> **Work task**
Find the lines of the listing that contain the string "such", and return them.

> **Dataset extract**
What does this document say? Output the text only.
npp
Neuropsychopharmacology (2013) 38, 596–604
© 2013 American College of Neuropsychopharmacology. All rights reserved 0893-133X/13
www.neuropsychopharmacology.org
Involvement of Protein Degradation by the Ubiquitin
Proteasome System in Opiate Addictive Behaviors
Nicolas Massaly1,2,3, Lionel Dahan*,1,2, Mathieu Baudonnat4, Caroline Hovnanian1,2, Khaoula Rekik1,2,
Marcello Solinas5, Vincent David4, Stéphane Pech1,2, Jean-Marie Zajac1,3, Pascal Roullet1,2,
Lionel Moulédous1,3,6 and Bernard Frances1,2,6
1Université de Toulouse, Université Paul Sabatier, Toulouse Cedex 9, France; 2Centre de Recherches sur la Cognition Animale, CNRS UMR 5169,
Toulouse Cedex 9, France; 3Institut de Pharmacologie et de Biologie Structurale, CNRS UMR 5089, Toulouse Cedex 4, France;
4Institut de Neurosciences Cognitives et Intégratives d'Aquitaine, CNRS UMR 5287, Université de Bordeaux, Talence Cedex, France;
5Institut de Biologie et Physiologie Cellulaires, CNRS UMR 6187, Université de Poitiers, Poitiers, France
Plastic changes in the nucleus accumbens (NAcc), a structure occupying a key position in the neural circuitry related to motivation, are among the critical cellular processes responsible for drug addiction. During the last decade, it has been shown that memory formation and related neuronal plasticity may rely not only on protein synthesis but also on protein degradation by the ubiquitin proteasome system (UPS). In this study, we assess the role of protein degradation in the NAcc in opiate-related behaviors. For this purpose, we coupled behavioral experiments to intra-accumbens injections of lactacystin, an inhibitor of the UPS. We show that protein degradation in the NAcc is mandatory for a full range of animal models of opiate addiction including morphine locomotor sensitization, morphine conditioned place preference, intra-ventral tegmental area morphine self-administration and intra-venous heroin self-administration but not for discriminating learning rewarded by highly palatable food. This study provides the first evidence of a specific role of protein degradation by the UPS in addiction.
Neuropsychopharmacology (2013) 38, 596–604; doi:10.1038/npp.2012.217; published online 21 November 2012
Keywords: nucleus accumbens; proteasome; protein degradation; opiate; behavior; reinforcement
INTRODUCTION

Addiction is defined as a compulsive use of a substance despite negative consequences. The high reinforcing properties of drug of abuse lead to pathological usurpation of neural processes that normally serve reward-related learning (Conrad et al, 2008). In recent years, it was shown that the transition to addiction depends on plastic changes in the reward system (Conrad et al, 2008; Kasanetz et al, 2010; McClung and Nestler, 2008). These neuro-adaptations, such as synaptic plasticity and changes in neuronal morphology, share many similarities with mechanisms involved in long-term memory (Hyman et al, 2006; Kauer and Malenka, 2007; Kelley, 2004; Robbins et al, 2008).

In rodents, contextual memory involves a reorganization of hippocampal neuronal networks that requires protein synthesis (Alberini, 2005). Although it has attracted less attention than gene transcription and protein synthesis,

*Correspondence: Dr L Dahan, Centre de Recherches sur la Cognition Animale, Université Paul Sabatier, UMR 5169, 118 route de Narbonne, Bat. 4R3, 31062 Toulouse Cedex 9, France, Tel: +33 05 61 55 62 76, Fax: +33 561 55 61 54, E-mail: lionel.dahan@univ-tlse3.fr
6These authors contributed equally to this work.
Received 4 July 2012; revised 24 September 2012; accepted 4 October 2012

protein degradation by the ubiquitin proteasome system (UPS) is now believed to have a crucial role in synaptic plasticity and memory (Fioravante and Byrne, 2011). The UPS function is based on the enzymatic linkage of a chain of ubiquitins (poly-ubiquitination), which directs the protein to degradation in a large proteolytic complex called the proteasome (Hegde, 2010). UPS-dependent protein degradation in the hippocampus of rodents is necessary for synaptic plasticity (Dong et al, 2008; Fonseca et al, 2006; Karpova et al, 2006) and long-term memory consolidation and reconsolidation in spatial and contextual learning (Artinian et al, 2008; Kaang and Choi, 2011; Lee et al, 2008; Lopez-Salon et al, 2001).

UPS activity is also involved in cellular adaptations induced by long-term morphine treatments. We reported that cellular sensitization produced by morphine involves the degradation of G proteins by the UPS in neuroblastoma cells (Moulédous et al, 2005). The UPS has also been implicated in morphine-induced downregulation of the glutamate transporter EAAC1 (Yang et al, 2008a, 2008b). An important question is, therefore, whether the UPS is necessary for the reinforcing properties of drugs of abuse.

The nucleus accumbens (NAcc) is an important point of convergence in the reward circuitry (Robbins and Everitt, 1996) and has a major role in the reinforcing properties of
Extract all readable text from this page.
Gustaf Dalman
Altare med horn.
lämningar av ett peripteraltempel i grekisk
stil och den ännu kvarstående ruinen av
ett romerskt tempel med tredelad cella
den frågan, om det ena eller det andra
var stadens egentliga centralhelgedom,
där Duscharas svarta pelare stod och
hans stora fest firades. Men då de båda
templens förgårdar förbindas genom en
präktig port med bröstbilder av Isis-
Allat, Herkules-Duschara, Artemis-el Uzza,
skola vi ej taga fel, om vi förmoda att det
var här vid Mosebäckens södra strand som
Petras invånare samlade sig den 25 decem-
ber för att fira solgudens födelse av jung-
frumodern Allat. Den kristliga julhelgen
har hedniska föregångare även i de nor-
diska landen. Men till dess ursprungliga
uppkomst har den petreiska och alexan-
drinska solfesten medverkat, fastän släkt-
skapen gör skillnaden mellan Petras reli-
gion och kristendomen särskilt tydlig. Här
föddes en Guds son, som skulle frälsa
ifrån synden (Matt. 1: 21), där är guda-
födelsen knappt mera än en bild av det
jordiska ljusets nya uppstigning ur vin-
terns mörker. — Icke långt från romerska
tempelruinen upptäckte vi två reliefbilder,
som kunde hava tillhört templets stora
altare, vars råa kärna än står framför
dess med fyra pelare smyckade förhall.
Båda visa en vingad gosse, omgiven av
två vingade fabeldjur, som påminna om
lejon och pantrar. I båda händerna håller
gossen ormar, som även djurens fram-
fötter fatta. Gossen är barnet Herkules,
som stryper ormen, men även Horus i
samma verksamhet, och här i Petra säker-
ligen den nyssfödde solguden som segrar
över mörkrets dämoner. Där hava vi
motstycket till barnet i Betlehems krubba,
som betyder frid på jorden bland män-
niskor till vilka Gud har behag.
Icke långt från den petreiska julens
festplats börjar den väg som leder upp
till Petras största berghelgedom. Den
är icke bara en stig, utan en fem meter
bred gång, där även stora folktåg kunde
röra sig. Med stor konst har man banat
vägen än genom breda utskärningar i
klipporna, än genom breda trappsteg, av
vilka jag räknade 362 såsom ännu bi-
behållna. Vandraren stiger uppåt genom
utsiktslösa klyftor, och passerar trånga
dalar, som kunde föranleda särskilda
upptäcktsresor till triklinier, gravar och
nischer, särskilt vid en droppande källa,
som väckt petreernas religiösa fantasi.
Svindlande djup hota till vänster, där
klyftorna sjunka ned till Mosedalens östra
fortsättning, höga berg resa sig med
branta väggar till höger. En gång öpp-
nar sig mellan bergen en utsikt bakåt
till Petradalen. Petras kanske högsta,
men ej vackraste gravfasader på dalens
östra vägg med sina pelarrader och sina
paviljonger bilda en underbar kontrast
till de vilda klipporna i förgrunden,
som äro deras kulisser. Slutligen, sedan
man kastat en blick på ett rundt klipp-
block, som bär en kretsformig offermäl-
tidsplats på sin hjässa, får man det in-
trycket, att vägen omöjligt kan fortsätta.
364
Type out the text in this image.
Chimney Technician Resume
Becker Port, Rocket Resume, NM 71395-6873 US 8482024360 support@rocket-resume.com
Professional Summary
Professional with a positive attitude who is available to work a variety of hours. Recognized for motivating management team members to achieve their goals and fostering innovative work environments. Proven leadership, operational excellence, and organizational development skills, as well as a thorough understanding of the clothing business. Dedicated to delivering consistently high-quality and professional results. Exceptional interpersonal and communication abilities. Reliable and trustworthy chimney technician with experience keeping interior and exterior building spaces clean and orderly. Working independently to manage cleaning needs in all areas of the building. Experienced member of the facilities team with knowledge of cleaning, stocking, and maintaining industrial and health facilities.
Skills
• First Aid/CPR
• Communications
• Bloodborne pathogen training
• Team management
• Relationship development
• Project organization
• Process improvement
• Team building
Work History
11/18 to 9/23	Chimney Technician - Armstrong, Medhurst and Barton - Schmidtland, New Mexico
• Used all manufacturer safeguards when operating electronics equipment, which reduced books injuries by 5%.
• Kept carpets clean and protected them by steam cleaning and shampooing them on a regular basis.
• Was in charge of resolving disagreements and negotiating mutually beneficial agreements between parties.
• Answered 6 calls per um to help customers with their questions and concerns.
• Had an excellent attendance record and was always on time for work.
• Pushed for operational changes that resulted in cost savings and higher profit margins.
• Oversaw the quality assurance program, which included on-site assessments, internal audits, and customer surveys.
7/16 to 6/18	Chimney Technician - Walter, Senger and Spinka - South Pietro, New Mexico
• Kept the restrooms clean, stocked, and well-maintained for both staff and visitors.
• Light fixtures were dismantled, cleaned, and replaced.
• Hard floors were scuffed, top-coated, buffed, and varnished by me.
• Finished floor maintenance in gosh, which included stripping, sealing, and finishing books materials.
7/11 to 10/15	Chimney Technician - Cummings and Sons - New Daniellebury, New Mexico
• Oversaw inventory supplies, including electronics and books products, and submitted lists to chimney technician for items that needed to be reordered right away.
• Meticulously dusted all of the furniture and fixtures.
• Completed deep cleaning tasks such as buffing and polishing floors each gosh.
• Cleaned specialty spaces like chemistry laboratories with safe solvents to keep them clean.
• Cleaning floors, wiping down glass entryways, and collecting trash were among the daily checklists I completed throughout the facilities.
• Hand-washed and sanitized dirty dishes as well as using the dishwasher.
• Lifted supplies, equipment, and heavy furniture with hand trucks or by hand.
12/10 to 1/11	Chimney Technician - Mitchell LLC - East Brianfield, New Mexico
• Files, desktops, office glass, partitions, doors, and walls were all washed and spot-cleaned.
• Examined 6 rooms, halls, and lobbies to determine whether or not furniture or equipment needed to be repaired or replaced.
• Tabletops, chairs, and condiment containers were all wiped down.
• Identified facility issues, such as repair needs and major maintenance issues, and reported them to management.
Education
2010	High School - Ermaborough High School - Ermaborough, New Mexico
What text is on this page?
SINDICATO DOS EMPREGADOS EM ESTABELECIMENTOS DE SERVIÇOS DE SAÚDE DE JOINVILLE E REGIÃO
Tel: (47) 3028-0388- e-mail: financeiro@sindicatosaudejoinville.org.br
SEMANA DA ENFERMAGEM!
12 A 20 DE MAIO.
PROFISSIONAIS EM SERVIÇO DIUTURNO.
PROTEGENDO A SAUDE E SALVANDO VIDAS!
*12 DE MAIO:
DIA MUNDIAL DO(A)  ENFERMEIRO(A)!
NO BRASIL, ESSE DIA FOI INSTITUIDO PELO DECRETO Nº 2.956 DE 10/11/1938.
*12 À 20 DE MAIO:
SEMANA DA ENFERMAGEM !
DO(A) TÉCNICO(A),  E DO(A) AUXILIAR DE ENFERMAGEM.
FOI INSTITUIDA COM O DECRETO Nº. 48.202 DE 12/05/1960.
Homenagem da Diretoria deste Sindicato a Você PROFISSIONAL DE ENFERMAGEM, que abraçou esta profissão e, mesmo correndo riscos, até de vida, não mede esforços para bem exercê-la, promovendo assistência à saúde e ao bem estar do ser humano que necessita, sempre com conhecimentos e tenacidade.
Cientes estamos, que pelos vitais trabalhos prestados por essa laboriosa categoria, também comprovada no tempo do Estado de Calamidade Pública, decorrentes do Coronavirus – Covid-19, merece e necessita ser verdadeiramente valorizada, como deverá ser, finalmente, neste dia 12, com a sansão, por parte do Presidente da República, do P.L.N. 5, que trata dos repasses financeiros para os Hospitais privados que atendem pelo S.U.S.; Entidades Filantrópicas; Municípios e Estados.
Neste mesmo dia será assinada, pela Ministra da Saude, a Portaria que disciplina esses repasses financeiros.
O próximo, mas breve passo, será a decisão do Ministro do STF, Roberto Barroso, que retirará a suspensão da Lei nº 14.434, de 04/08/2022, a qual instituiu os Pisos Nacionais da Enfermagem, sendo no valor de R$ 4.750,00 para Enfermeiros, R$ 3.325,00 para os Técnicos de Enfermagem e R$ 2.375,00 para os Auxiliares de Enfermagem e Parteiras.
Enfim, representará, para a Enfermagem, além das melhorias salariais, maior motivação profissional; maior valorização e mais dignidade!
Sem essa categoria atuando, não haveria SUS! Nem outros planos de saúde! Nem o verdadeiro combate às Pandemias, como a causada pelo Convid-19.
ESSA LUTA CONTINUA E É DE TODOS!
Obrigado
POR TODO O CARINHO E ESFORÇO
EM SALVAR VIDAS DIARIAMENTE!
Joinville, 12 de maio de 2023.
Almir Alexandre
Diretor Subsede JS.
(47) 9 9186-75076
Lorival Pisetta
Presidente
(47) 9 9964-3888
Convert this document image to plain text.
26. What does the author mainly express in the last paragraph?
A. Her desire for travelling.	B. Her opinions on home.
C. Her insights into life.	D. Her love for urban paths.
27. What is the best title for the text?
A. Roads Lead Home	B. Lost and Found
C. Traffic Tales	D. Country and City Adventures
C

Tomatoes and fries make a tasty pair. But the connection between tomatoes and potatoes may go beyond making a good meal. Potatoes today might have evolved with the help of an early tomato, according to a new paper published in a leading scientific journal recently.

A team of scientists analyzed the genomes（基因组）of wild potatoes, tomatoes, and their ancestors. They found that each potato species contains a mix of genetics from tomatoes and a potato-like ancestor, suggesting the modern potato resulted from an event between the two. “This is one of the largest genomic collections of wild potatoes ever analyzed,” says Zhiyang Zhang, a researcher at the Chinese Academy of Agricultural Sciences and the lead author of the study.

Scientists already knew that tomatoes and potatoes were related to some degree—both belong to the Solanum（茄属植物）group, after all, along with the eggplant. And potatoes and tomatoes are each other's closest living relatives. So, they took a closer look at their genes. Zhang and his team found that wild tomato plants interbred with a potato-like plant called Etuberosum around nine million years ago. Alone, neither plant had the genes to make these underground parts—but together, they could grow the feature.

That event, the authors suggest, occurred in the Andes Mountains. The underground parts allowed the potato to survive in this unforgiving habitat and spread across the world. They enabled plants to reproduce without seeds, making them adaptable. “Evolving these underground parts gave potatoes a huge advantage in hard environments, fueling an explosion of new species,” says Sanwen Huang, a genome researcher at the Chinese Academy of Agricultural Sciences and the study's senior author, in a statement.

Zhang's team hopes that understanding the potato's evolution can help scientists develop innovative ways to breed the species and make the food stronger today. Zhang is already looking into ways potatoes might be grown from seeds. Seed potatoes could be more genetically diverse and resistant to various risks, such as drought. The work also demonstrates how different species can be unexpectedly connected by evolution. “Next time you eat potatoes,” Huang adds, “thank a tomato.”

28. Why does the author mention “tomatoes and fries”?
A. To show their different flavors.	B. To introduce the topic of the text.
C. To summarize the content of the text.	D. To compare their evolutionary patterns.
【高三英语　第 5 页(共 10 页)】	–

> **Answer**
Addiction is defined as a compulsive use of a substance despite negative consequences. The high reinforcing properties of drug of abuse lead to pathological usurpation of neural processes that normally serve reward-related learning (Conrad et al, 2008). In recent years, it was shown that the transition to addiction depends on plastic changes in the reward system (Conrad et al, 2008; Kasanetz et al, 2010; McClung and Nestler, 2008). These neuro-adaptations, such as synaptic plasticity and changes in neuronal morphology, share many similarities with mechanisms involved in long-term memory (Hyman et al, 2006; Kauer and Malenka, 2007; Kelley, 2004; Robbins et al, 2008).
• Completed deep cleaning tasks such as buffing and polishing floors each gosh.
• Identified facility issues, such as repair needs and major maintenance issues, and reported them to management.
Zhang's team hopes that understanding the potato's evolution can help scientists develop innovative ways to breed the species and make the food stronger today. Zhang is already looking into ways potatoes might be grown from seeds. Seed potatoes could be more genetically diverse and resistant to various risks, such as drought. The work also demonstrates how different species can be unexpectedly connected by evolution. “Next time you eat potatoes,” Huang adds, “thank a tomato.”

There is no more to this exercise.